_Problem description_
Copy out the part of the material that opens with the line containing "Patent image size: (586, 556)." and closes with the line containing "The air exit 18 is at (101, 53).", including both of those lines, and output nothing else.

_Data supplied_
[start]

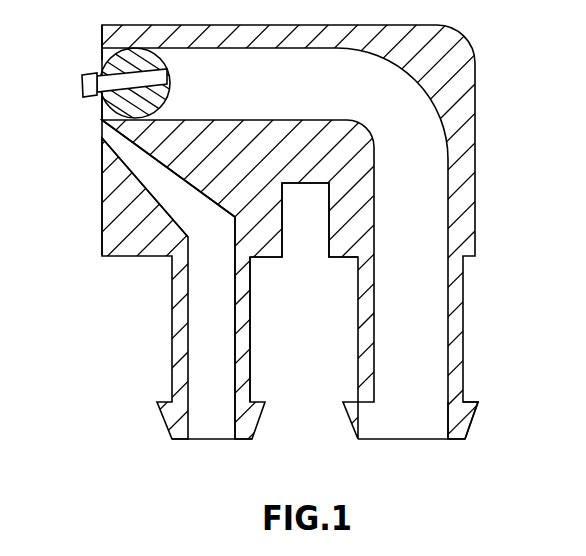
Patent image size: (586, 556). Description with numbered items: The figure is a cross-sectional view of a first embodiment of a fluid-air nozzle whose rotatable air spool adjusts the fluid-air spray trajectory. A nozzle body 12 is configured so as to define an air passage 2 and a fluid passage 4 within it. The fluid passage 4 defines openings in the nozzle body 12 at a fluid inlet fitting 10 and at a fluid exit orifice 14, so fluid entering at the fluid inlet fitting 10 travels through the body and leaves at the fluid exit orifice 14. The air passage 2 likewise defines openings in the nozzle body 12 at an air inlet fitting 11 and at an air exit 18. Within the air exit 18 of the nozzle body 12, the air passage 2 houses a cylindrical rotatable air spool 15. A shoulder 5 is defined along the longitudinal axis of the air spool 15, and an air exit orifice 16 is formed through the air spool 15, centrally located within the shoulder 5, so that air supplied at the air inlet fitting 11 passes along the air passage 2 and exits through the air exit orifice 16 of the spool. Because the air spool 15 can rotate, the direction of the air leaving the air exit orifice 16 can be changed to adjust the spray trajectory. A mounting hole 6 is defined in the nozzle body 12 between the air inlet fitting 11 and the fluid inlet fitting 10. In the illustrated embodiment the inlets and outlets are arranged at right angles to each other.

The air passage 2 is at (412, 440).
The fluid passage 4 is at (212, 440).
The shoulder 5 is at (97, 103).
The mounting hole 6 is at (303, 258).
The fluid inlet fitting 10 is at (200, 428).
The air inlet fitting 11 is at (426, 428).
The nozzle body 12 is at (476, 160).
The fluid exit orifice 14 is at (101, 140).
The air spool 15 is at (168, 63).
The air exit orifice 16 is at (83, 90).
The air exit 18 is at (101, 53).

[end]
[start]

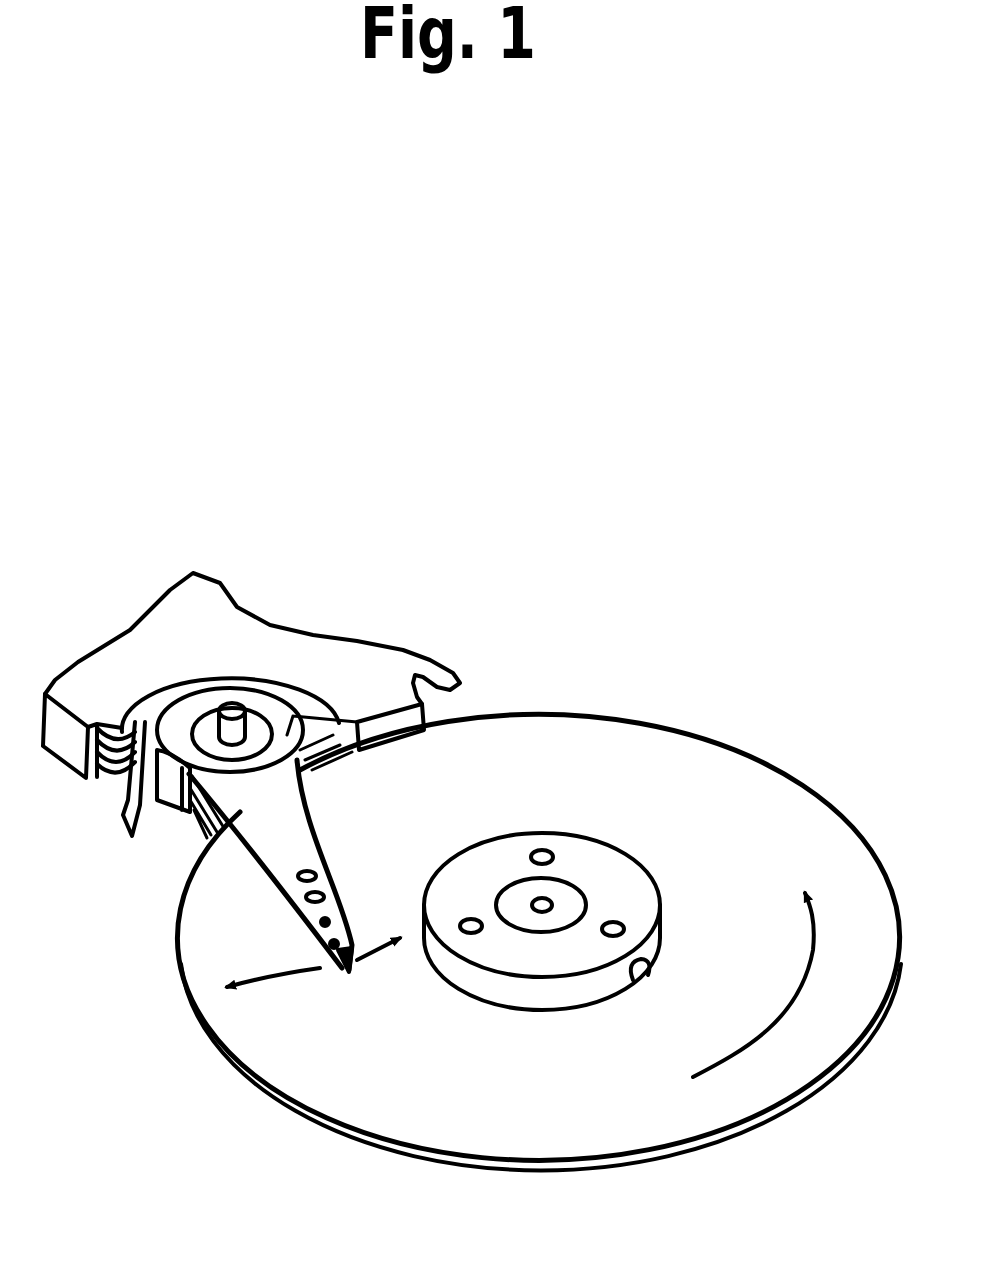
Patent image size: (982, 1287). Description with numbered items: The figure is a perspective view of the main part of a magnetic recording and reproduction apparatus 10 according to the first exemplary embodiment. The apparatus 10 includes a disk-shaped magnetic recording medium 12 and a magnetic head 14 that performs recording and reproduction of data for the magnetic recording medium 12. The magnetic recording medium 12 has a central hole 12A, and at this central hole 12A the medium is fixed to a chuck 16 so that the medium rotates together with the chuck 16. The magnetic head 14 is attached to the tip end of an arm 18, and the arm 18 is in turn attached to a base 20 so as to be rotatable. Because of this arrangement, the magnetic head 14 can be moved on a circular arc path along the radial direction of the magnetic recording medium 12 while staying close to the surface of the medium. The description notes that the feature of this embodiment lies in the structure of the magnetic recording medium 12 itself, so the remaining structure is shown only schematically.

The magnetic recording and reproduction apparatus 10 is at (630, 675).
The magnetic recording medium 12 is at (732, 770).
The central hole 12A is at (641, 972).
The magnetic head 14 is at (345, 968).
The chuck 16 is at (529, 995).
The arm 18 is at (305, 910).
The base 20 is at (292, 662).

[end]
[start]

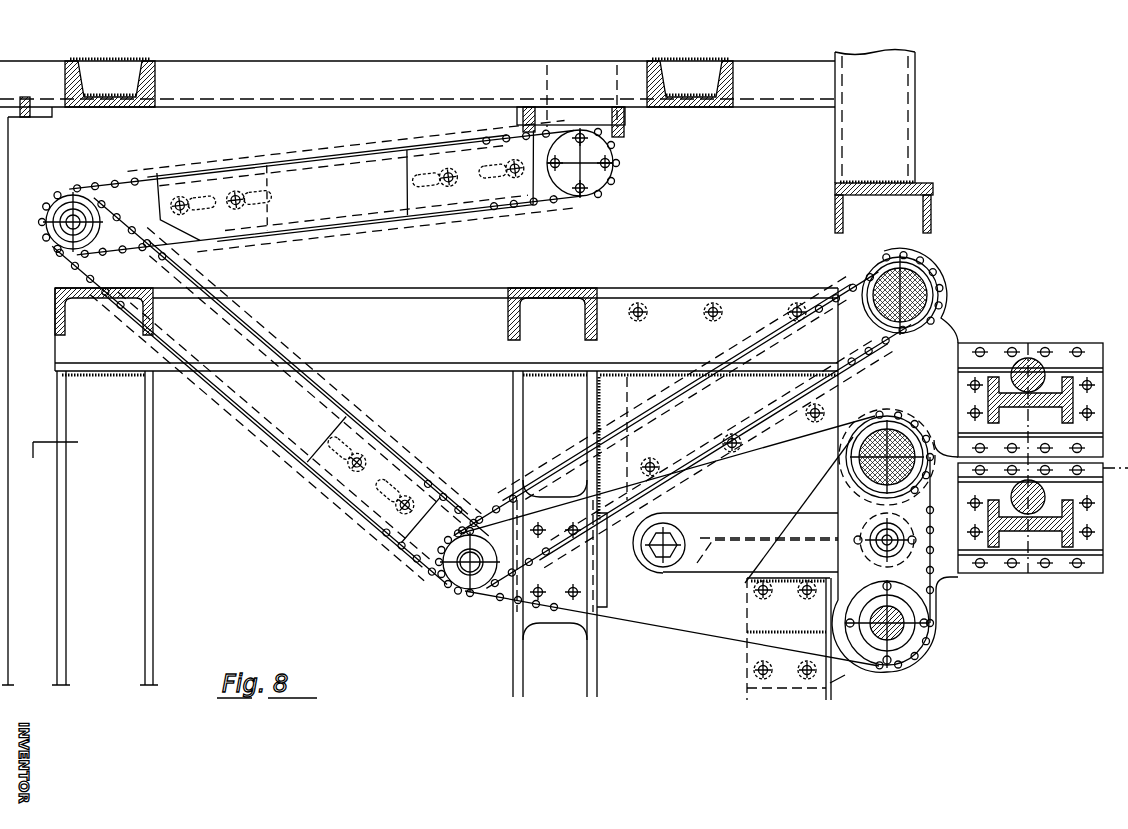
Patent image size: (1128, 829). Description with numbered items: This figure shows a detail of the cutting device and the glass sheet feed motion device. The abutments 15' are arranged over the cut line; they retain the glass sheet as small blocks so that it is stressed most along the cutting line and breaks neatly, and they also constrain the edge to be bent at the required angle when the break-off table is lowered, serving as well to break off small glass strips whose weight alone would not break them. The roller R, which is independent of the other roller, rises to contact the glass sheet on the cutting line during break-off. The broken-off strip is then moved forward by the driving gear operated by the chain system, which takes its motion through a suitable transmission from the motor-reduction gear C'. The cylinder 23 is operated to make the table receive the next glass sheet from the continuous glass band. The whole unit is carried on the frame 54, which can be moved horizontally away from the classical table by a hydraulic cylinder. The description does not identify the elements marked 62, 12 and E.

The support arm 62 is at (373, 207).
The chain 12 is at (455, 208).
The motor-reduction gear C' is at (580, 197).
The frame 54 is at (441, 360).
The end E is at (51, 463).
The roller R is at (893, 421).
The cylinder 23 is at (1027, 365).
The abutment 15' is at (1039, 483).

[end]

_Worked answer_
Patent image size: (586, 556). Description with numbered items: The figure is a cross-sectional view of a first embodiment of a fluid-air nozzle whose rotatable air spool adjusts the fluid-air spray trajectory. A nozzle body 12 is configured so as to define an air passage 2 and a fluid passage 4 within it. The fluid passage 4 defines openings in the nozzle body 12 at a fluid inlet fitting 10 and at a fluid exit orifice 14, so fluid entering at the fluid inlet fitting 10 travels through the body and leaves at the fluid exit orifice 14. The air passage 2 likewise defines openings in the nozzle body 12 at an air inlet fitting 11 and at an air exit 18. Within the air exit 18 of the nozzle body 12, the air passage 2 houses a cylindrical rotatable air spool 15. A shoulder 5 is defined along the longitudinal axis of the air spool 15, and an air exit orifice 16 is formed through the air spool 15, centrally located within the shoulder 5, so that air supplied at the air inlet fitting 11 passes along the air passage 2 and exits through the air exit orifice 16 of the spool. Because the air spool 15 can rotate, the direction of the air leaving the air exit orifice 16 can be changed to adjust the spray trajectory. A mounting hole 6 is defined in the nozzle body 12 between the air inlet fitting 11 and the fluid inlet fitting 10. In the illustrated embodiment the inlets and outlets are arranged at right angles to each other.

The air passage 2 is at (412, 440).
The fluid passage 4 is at (212, 440).
The shoulder 5 is at (97, 103).
The mounting hole 6 is at (303, 258).
The fluid inlet fitting 10 is at (200, 428).
The air inlet fitting 11 is at (426, 428).
The nozzle body 12 is at (476, 160).
The fluid exit orifice 14 is at (101, 140).
The air spool 15 is at (168, 63).
The air exit orifice 16 is at (83, 90).
The air exit 18 is at (101, 53).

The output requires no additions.